■ REQUIRED WORK: Write out the records word for word, with no pictures.

::: RECORDS FOR THE TASK :::

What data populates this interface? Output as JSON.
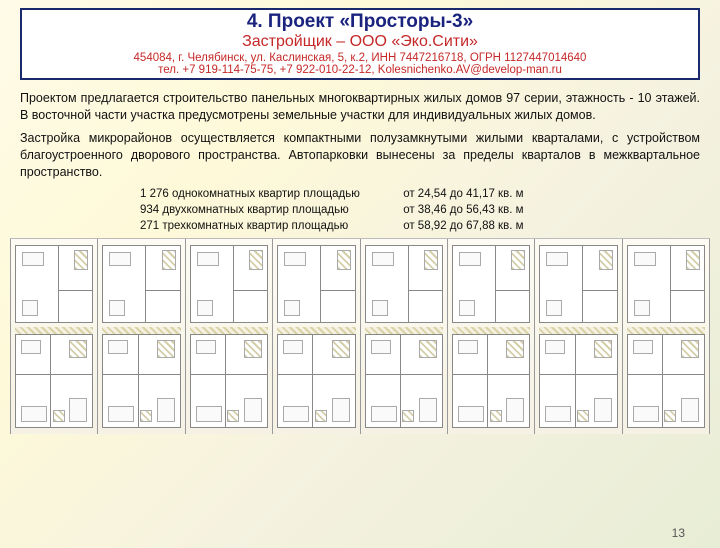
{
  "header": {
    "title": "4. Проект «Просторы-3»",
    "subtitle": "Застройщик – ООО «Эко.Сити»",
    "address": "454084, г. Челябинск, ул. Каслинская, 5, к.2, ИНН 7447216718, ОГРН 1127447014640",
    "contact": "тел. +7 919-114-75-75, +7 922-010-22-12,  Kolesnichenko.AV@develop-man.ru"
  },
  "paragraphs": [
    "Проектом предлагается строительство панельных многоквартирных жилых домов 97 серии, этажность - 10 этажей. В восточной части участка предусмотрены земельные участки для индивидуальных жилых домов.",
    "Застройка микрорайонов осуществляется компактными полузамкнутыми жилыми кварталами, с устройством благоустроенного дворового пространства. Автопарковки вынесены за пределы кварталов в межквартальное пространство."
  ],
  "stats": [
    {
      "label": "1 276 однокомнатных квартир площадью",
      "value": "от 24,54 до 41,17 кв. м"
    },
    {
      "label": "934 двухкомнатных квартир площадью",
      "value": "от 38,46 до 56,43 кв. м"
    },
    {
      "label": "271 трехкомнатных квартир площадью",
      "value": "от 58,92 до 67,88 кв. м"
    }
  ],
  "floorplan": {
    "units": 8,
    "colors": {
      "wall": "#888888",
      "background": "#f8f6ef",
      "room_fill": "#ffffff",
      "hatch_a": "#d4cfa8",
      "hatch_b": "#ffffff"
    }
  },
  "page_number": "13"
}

:::

■ EXERCISE ANSWER:
What data populates this interface? Output as JSON.
{
  "header": {
    "title": "4. Проект «Просторы-3»",
    "subtitle": "Застройщик – ООО «Эко.Сити»",
    "address": "454084, г. Челябинск, ул. Каслинская, 5, к.2, ИНН 7447216718, ОГРН 1127447014640",
    "contact": "тел. +7 919-114-75-75, +7 922-010-22-12,  Kolesnichenko.AV@develop-man.ru"
  },
  "paragraphs": [
    "Проектом предлагается строительство панельных многоквартирных жилых домов 97 серии, этажность - 10 этажей. В восточной части участка предусмотрены земельные участки для индивидуальных жилых домов.",
    "Застройка микрорайонов осуществляется компактными полузамкнутыми жилыми кварталами, с устройством благоустроенного дворового пространства. Автопарковки вынесены за пределы кварталов в межквартальное пространство."
  ],
  "stats": [
    {
      "label": "1 276 однокомнатных квартир площадью",
      "value": "от 24,54 до 41,17 кв. м"
    },
    {
      "label": "934 двухкомнатных квартир площадью",
      "value": "от 38,46 до 56,43 кв. м"
    },
    {
      "label": "271 трехкомнатных квартир площадью",
      "value": "от 58,92 до 67,88 кв. м"
    }
  ],
  "floorplan": {
    "units": 8,
    "colors": {
      "wall": "#888888",
      "background": "#f8f6ef",
      "room_fill": "#ffffff",
      "hatch_a": "#d4cfa8",
      "hatch_b": "#ffffff"
    }
  },
  "page_number": "13"
}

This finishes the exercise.